ENTRIES:
• • • •

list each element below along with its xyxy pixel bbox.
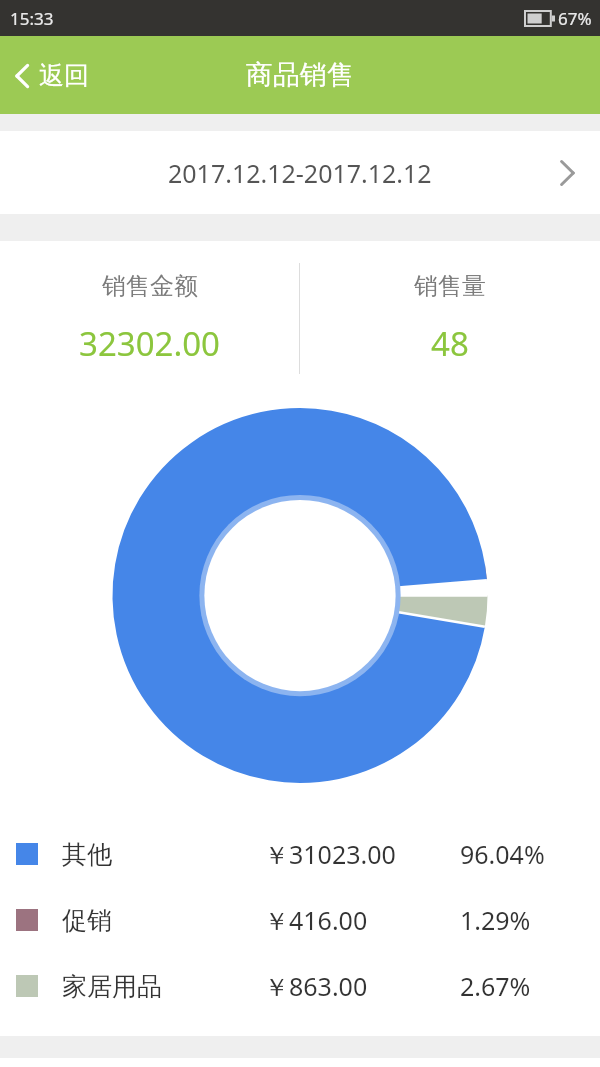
other: 选择日期 — [558, 157, 576, 189]
staticText: ￥863.00 — [264, 969, 368, 1003]
button[interactable]: 家居用品 — [0, 953, 600, 1019]
staticText: 15:33 — [10, 7, 54, 30]
staticText: 32302.00 — [79, 321, 220, 366]
staticText: 48 — [431, 321, 469, 366]
staticText: 2017.12.12-2017.12.12 — [168, 156, 432, 190]
button[interactable]: 2017.12.12-2017.12.12 — [0, 131, 600, 214]
staticText: 家居用品 — [62, 971, 162, 1002]
staticText: ￥416.00 — [264, 903, 368, 937]
button[interactable]: 销售金额 — [0, 241, 299, 396]
staticText: 其他 — [62, 839, 112, 870]
staticText: 2.67% — [460, 969, 531, 1003]
button[interactable]: 返回 — [0, 52, 105, 99]
staticText: 销售金额 — [102, 271, 198, 301]
button[interactable]: 其他 — [0, 821, 600, 887]
staticText: 销售量 — [414, 271, 486, 301]
staticText: ￥31023.00 — [264, 837, 396, 871]
button[interactable]: 促销 — [0, 887, 600, 953]
button[interactable]: 销售量 — [300, 241, 600, 396]
staticText: 67% — [558, 7, 592, 30]
staticText: 1.29% — [460, 903, 531, 937]
staticText: 商品销售 — [246, 58, 354, 92]
staticText: 96.04% — [460, 837, 545, 871]
staticText: 促销 — [62, 905, 112, 936]
staticText: 返回 — [39, 60, 89, 91]
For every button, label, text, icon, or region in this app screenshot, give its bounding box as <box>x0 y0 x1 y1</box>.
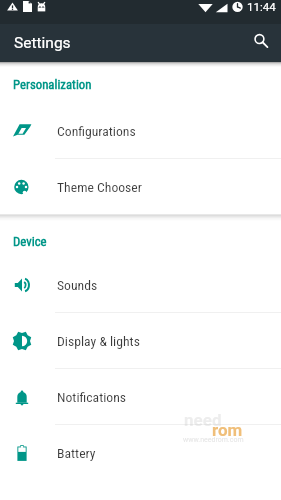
staticText: Configurations <box>57 123 136 139</box>
staticText: 11:44 <box>247 0 276 13</box>
staticText: Theme Chooser <box>57 179 142 195</box>
button[interactable]: Notifications <box>0 369 281 424</box>
button[interactable]: Sounds <box>0 257 281 312</box>
staticText: Notifications <box>57 389 127 405</box>
button[interactable]: Display & lights <box>0 313 281 368</box>
staticText: rom <box>212 420 243 440</box>
staticText: Display & lights <box>57 333 140 349</box>
staticText: Personalization <box>13 77 92 92</box>
button[interactable]: Battery <box>0 425 281 480</box>
staticText: www.needrom.com <box>183 436 244 444</box>
staticText: Device <box>13 234 47 249</box>
button[interactable]: Theme Chooser <box>0 159 281 214</box>
button[interactable]: Search <box>246 26 276 56</box>
staticText: Sounds <box>57 277 98 293</box>
staticText: Battery <box>57 445 96 461</box>
button[interactable]: Configurations <box>0 103 281 158</box>
staticText: Settings <box>14 34 71 52</box>
staticText: need <box>184 410 222 430</box>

• • • •

Reproduce the material above line for line, leaving out the pictures.

SOLUTION TO THIS PROBLEM:
list each element below along with its xyxy pixel bbox.
other: 选择日期 — [558, 157, 576, 189]
staticText: ￥863.00 — [264, 969, 368, 1003]
button[interactable]: 家居用品 — [0, 953, 600, 1019]
staticText: 15:33 — [10, 7, 54, 30]
staticText: 32302.00 — [79, 321, 220, 366]
staticText: 48 — [431, 321, 469, 366]
staticText: 2017.12.12-2017.12.12 — [168, 156, 432, 190]
button[interactable]: 2017.12.12-2017.12.12 — [0, 131, 600, 214]
staticText: 家居用品 — [62, 971, 162, 1002]
staticText: ￥416.00 — [264, 903, 368, 937]
button[interactable]: 销售金额 — [0, 241, 299, 396]
staticText: 其他 — [62, 839, 112, 870]
staticText: 2.67% — [460, 969, 531, 1003]
button[interactable]: 返回 — [0, 52, 105, 99]
staticText: 销售金额 — [102, 271, 198, 301]
button[interactable]: 其他 — [0, 821, 600, 887]
staticText: 销售量 — [414, 271, 486, 301]
staticText: ￥31023.00 — [264, 837, 396, 871]
button[interactable]: 促销 — [0, 887, 600, 953]
button[interactable]: 销售量 — [300, 241, 600, 396]
staticText: 67% — [558, 7, 592, 30]
staticText: 1.29% — [460, 903, 531, 937]
staticText: 商品销售 — [246, 58, 354, 92]
staticText: 96.04% — [460, 837, 545, 871]
staticText: 促销 — [62, 905, 112, 936]
staticText: 返回 — [39, 60, 89, 91]
For every button, label, text, icon, or region in this app screenshot, give its bounding box as <box>x0 y0 x1 y1</box>.
staticText: Configurations <box>57 123 136 139</box>
staticText: 11:44 <box>247 0 276 13</box>
staticText: Theme Chooser <box>57 179 142 195</box>
button[interactable]: Notifications <box>0 369 281 424</box>
button[interactable]: Sounds <box>0 257 281 312</box>
staticText: Notifications <box>57 389 127 405</box>
button[interactable]: Display & lights <box>0 313 281 368</box>
staticText: rom <box>212 420 243 440</box>
staticText: Display & lights <box>57 333 140 349</box>
staticText: Personalization <box>13 77 92 92</box>
button[interactable]: Battery <box>0 425 281 480</box>
staticText: www.needrom.com <box>183 436 244 444</box>
staticText: Device <box>13 234 47 249</box>
button[interactable]: Theme Chooser <box>0 159 281 214</box>
button[interactable]: Search <box>246 26 276 56</box>
staticText: Sounds <box>57 277 98 293</box>
staticText: Battery <box>57 445 96 461</box>
button[interactable]: Configurations <box>0 103 281 158</box>
staticText: Settings <box>14 34 71 52</box>
staticText: need <box>184 410 222 430</box>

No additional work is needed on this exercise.